*WHAT TO PRODUCE*
Repeat the whole of the data, keeping every detail the same.

Extracted data entries:
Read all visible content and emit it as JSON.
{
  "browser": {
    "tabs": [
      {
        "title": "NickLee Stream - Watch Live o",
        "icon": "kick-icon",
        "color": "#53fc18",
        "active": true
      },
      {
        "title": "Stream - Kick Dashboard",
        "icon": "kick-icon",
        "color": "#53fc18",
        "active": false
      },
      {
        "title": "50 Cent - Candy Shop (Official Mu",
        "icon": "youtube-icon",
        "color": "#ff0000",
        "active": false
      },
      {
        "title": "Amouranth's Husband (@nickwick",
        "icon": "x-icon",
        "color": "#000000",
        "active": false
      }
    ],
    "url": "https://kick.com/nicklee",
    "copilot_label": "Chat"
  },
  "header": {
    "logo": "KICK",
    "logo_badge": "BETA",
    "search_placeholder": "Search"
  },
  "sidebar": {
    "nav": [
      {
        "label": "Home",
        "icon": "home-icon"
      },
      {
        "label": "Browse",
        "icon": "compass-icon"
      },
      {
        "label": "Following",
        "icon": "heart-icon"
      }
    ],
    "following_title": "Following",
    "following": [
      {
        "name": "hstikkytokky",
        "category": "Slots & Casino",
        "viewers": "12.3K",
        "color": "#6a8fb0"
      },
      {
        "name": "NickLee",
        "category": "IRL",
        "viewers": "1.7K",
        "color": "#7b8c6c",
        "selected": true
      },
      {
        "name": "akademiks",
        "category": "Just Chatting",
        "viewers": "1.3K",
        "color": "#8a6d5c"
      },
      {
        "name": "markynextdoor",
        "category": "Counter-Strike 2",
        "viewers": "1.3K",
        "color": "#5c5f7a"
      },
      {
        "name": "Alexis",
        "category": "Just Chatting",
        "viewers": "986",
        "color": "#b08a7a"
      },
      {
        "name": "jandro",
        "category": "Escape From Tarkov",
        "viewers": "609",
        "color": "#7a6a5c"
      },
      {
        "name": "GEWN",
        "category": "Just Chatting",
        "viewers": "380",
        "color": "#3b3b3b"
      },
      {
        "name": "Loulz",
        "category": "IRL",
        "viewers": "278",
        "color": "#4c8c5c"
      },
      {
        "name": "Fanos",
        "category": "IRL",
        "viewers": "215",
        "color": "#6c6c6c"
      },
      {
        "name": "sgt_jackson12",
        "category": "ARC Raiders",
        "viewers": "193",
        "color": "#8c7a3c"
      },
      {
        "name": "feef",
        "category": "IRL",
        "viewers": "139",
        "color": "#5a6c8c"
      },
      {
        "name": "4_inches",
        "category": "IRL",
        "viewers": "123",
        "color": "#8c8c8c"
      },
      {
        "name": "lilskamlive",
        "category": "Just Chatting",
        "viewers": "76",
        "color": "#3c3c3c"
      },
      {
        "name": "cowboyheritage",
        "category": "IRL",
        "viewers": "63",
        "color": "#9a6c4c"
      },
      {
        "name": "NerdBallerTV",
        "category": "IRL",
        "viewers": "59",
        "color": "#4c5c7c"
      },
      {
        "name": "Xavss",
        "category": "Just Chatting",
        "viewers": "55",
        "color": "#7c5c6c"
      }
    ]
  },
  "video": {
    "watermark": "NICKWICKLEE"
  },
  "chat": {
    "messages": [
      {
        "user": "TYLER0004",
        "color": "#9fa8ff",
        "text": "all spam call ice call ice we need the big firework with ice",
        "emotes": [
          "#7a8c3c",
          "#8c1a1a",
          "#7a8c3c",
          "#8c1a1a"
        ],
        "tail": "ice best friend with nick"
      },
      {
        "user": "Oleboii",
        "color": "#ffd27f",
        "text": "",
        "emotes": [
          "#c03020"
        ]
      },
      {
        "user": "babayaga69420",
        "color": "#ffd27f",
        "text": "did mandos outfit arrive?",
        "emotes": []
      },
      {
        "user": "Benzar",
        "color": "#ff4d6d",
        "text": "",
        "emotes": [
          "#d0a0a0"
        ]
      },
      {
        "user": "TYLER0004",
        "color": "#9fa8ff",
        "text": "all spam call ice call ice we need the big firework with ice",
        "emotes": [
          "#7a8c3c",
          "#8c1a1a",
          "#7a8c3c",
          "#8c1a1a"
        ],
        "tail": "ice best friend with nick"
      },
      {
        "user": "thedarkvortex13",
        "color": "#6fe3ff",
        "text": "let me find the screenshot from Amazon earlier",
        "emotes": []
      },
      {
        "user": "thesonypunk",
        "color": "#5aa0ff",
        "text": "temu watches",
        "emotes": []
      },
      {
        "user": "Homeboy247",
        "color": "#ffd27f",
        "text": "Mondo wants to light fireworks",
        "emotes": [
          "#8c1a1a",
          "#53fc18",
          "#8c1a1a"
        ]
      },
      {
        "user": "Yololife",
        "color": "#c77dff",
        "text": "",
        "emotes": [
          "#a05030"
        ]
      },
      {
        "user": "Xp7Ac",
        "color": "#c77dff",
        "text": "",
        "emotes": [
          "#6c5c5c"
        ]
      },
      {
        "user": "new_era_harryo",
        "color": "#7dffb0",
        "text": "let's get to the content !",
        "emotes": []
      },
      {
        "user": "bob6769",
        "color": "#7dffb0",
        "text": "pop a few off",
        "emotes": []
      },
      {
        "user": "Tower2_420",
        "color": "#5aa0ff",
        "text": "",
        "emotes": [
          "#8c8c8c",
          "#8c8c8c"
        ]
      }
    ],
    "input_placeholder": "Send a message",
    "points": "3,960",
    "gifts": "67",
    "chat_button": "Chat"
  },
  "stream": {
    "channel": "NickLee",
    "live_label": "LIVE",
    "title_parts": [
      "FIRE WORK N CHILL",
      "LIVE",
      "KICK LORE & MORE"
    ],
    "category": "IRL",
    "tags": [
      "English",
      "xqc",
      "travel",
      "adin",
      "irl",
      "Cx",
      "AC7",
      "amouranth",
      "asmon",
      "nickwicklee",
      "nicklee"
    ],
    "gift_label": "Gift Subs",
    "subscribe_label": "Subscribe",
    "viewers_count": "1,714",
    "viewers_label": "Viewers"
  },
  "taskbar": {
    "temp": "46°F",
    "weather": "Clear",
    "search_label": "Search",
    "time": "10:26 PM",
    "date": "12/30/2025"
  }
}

*CORRECT ANSWER*
Read all visible content and emit it as JSON.
{
  "browser": {
    "tabs": [
      {
        "title": "NickLee Stream - Watch Live o",
        "icon": "kick-icon",
        "color": "#53fc18",
        "active": true
      },
      {
        "title": "Stream - Kick Dashboard",
        "icon": "kick-icon",
        "color": "#53fc18",
        "active": false
      },
      {
        "title": "50 Cent - Candy Shop (Official Mu",
        "icon": "youtube-icon",
        "color": "#ff0000",
        "active": false
      },
      {
        "title": "Amouranth's Husband (@nickwick",
        "icon": "x-icon",
        "color": "#000000",
        "active": false
      }
    ],
    "url": "https://kick.com/nicklee",
    "copilot_label": "Chat"
  },
  "header": {
    "logo": "KICK",
    "logo_badge": "BETA",
    "search_placeholder": "Search"
  },
  "sidebar": {
    "nav": [
      {
        "label": "Home",
        "icon": "home-icon"
      },
      {
        "label": "Browse",
        "icon": "compass-icon"
      },
      {
        "label": "Following",
        "icon": "heart-icon"
      }
    ],
    "following_title": "Following",
    "following": [
      {
        "name": "hstikkytokky",
        "category": "Slots & Casino",
        "viewers": "12.3K",
        "color": "#6a8fb0"
      },
      {
        "name": "NickLee",
        "category": "IRL",
        "viewers": "1.7K",
        "color": "#7b8c6c",
        "selected": true
      },
      {
        "name": "akademiks",
        "category": "Just Chatting",
        "viewers": "1.3K",
        "color": "#8a6d5c"
      },
      {
        "name": "markynextdoor",
        "category": "Counter-Strike 2",
        "viewers": "1.3K",
        "color": "#5c5f7a"
      },
      {
        "name": "Alexis",
        "category": "Just Chatting",
        "viewers": "986",
        "color": "#b08a7a"
      },
      {
        "name": "jandro",
        "category": "Escape From Tarkov",
        "viewers": "609",
        "color": "#7a6a5c"
      },
      {
        "name": "GEWN",
        "category": "Just Chatting",
        "viewers": "380",
        "color": "#3b3b3b"
      },
      {
        "name": "Loulz",
        "category": "IRL",
        "viewers": "278",
        "color": "#4c8c5c"
      },
      {
        "name": "Fanos",
        "category": "IRL",
        "viewers": "215",
        "color": "#6c6c6c"
      },
      {
        "name": "sgt_jackson12",
        "category": "ARC Raiders",
        "viewers": "193",
        "color": "#8c7a3c"
      },
      {
        "name": "feef",
        "category": "IRL",
        "viewers": "139",
        "color": "#5a6c8c"
      },
      {
        "name": "4_inches",
        "category": "IRL",
        "viewers": "123",
        "color": "#8c8c8c"
      },
      {
        "name": "lilskamlive",
        "category": "Just Chatting",
        "viewers": "76",
        "color": "#3c3c3c"
      },
      {
        "name": "cowboyheritage",
        "category": "IRL",
        "viewers": "63",
        "color": "#9a6c4c"
      },
      {
        "name": "NerdBallerTV",
        "category": "IRL",
        "viewers": "59",
        "color": "#4c5c7c"
      },
      {
        "name": "Xavss",
        "category": "Just Chatting",
        "viewers": "55",
        "color": "#7c5c6c"
      }
    ]
  },
  "video": {
    "watermark": "NICKWICKLEE"
  },
  "chat": {
    "messages": [
      {
        "user": "TYLER0004",
        "color": "#9fa8ff",
        "text": "all spam call ice call ice we need the big firework with ice",
        "emotes": [
          "#7a8c3c",
          "#8c1a1a",
          "#7a8c3c",
          "#8c1a1a"
        ],
        "tail": "ice best friend with nick"
      },
      {
        "user": "Oleboii",
        "color": "#ffd27f",
        "text": "",
        "emotes": [
          "#c03020"
        ]
      },
      {
        "user": "babayaga69420",
        "color": "#ffd27f",
        "text": "did mandos outfit arrive?",
        "emotes": []
      },
      {
        "user": "Benzar",
        "color": "#ff4d6d",
        "text": "",
        "emotes": [
          "#d0a0a0"
        ]
      },
      {
        "user": "TYLER0004",
        "color": "#9fa8ff",
        "text": "all spam call ice call ice we need the big firework with ice",
        "emotes": [
          "#7a8c3c",
          "#8c1a1a",
          "#7a8c3c",
          "#8c1a1a"
        ],
        "tail": "ice best friend with nick"
      },
      {
        "user": "thedarkvortex13",
        "color": "#6fe3ff",
        "text": "let me find the screenshot from Amazon earlier",
        "emotes": []
      },
      {
        "user": "thesonypunk",
        "color": "#5aa0ff",
        "text": "temu watches",
        "emotes": []
      },
      {
        "user": "Homeboy247",
        "color": "#ffd27f",
        "text": "Mondo wants to light fireworks",
        "emotes": [
          "#8c1a1a",
          "#53fc18",
          "#8c1a1a"
        ]
      },
      {
        "user": "Yololife",
        "color": "#c77dff",
        "text": "",
        "emotes": [
          "#a05030"
        ]
      },
      {
        "user": "Xp7Ac",
        "color": "#c77dff",
        "text": "",
        "emotes": [
          "#6c5c5c"
        ]
      },
      {
        "user": "new_era_harryo",
        "color": "#7dffb0",
        "text": "let's get to the content !",
        "emotes": []
      },
      {
        "user": "bob6769",
        "color": "#7dffb0",
        "text": "pop a few off",
        "emotes": []
      },
      {
        "user": "Tower2_420",
        "color": "#5aa0ff",
        "text": "",
        "emotes": [
          "#8c8c8c",
          "#8c8c8c"
        ]
      }
    ],
    "input_placeholder": "Send a message",
    "points": "3,960",
    "gifts": "67",
    "chat_button": "Chat"
  },
  "stream": {
    "channel": "NickLee",
    "live_label": "LIVE",
    "title_parts": [
      "FIRE WORK N CHILL",
      "LIVE",
      "KICK LORE & MORE"
    ],
    "category": "IRL",
    "tags": [
      "English",
      "xqc",
      "travel",
      "adin",
      "irl",
      "Cx",
      "AC7",
      "amouranth",
      "asmon",
      "nickwicklee",
      "nicklee"
    ],
    "gift_label": "Gift Subs",
    "subscribe_label": "Subscribe",
    "viewers_count": "1,714",
    "viewers_label": "Viewers"
  },
  "taskbar": {
    "temp": "46°F",
    "weather": "Clear",
    "search_label": "Search",
    "time": "10:26 PM",
    "date": "12/30/2025"
  }
}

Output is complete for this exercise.